(Stored data entries)
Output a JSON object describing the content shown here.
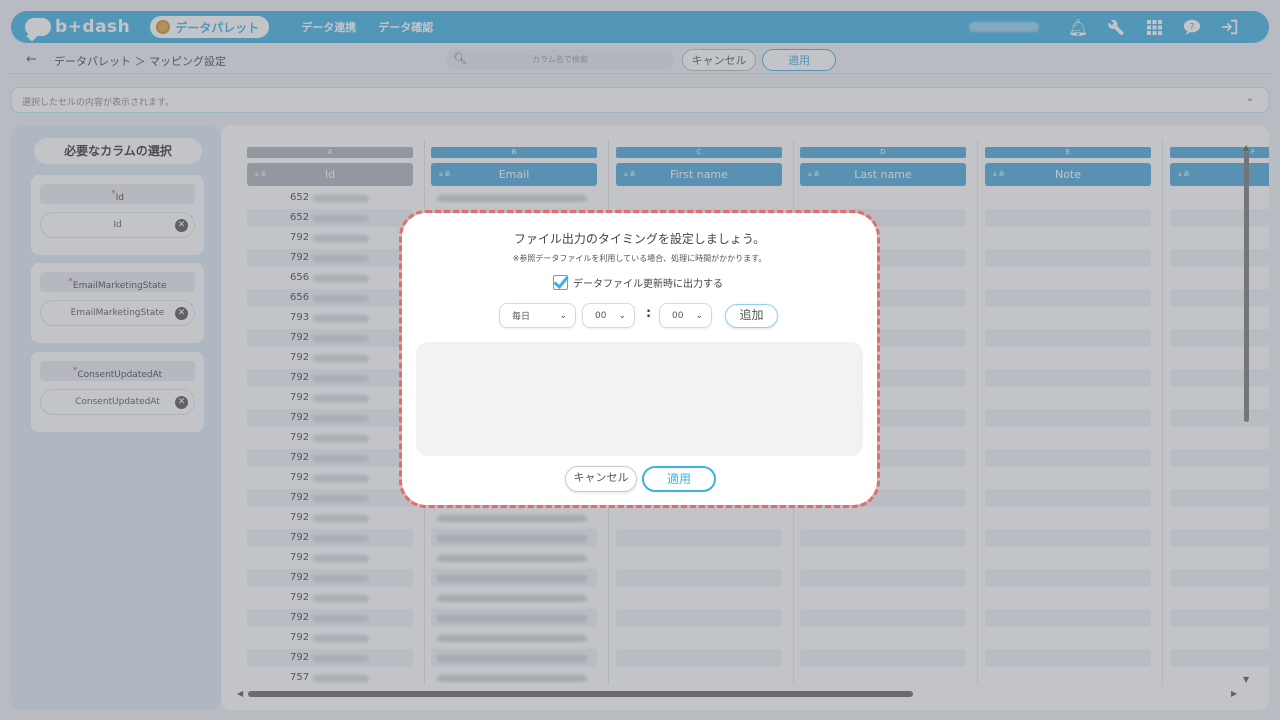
{
  "header": {
    "logo": "b+dash",
    "active_nav": "データパレット",
    "nav": [
      "データ連携",
      "データ確認"
    ]
  },
  "subheader": {
    "breadcrumb": "データパレット ＞ マッピング設定",
    "search_placeholder": "カラム名で検索",
    "cancel": "キャンセル",
    "apply": "適用"
  },
  "cellbar": {
    "text": "選択したセルの内容が表示されます。"
  },
  "left_panel": {
    "title": "必要なカラムの選択",
    "required_mark": "*",
    "cards": [
      {
        "label": "Id",
        "value": "Id"
      },
      {
        "label": "EmailMarketingState",
        "value": "EmailMarketingState"
      },
      {
        "label": "ConsentUpdatedAt",
        "value": "ConsentUpdatedAt"
      }
    ]
  },
  "grid": {
    "columns": [
      {
        "letter": "A",
        "name": "Id"
      },
      {
        "letter": "B",
        "name": "Email"
      },
      {
        "letter": "C",
        "name": "First name"
      },
      {
        "letter": "D",
        "name": "Last name"
      },
      {
        "letter": "E",
        "name": "Note"
      },
      {
        "letter": "F",
        "name": ""
      }
    ],
    "type_tag": "a あ",
    "id_values": [
      "652",
      "652",
      "792",
      "792",
      "656",
      "656",
      "793",
      "792",
      "792",
      "792",
      "792",
      "792",
      "792",
      "792",
      "792",
      "792",
      "792",
      "792",
      "792",
      "792",
      "792",
      "792",
      "792",
      "792",
      "757"
    ]
  },
  "modal": {
    "title": "ファイル出力のタイミングを設定しましょう。",
    "note": "※参照データファイルを利用している場合、処理に時間がかかります。",
    "checkbox_label": "データファイル更新時に出力する",
    "checkbox_checked": true,
    "frequency": "毎日",
    "hour": "00",
    "minute": "00",
    "separator": ":",
    "add": "追加",
    "cancel": "キャンセル",
    "apply": "適用"
  },
  "colors": {
    "brand": "#3fb0e4",
    "highlight_outline": "#e86a6a"
  }
}
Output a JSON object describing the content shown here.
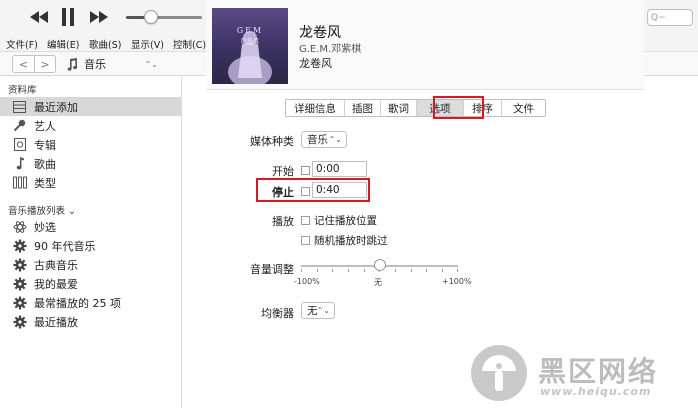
{
  "player": {
    "controls": [
      "previous-icon",
      "pause-icon",
      "next-icon"
    ],
    "volume_level": 0.33
  },
  "search": {
    "placeholder": "Q~"
  },
  "menu": {
    "items": [
      "文件(F)",
      "编辑(E)",
      "歌曲(S)",
      "显示(V)",
      "控制(C)"
    ]
  },
  "nav": {
    "back": "<",
    "forward": ">",
    "media_kind": "音乐",
    "media_icon": "music-note-icon"
  },
  "sidebar": {
    "library_heading": "资料库",
    "library_items": [
      {
        "label": "最近添加",
        "icon": "grid-icon",
        "selected": true
      },
      {
        "label": "艺人",
        "icon": "microphone-icon"
      },
      {
        "label": "专辑",
        "icon": "album-icon"
      },
      {
        "label": "歌曲",
        "icon": "music-note-icon"
      },
      {
        "label": "类型",
        "icon": "genre-icon"
      }
    ],
    "playlists_heading": "音乐播放列表 ⌄",
    "playlist_items": [
      {
        "label": "妙选",
        "icon": "atom-icon"
      },
      {
        "label": "90 年代音乐",
        "icon": "gear-icon"
      },
      {
        "label": "古典音乐",
        "icon": "gear-icon"
      },
      {
        "label": "我的最爱",
        "icon": "gear-icon"
      },
      {
        "label": "最常播放的 25 项",
        "icon": "gear-icon"
      },
      {
        "label": "最近播放",
        "icon": "gear-icon"
      }
    ]
  },
  "song": {
    "title": "龙卷风",
    "artist": "G.E.M.邓紫棋",
    "album": "龙卷风",
    "artwork_text_top": "GEM",
    "artwork_text_bottom": "龍捲風"
  },
  "tabs": {
    "items": [
      "详细信息",
      "插图",
      "歌词",
      "选项",
      "排序",
      "文件"
    ],
    "active": "选项"
  },
  "options": {
    "media_kind_label": "媒体种类",
    "media_kind_value": "音乐",
    "start_label": "开始",
    "start_value": "0:00",
    "start_checked": false,
    "stop_label": "停止",
    "stop_value": "0:40",
    "stop_checked": false,
    "playback_label": "播放",
    "remember_position": "记住播放位置",
    "skip_when_shuffling": "随机播放时跳过",
    "volume_label": "音量调整",
    "volume_min": "-100%",
    "volume_mid": "无",
    "volume_max": "+100%",
    "volume_adjust": 0.5,
    "eq_label": "均衡器",
    "eq_value": "无"
  },
  "watermark": {
    "text": "黑区网络",
    "url": "www.heiqu.com"
  },
  "colors": {
    "highlight_red": "#d8191f",
    "selected_row": "#d8d8d8"
  }
}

### Aim of the task
How many lines in the data contain the string "name"? Respond with the number only.

### Written response
6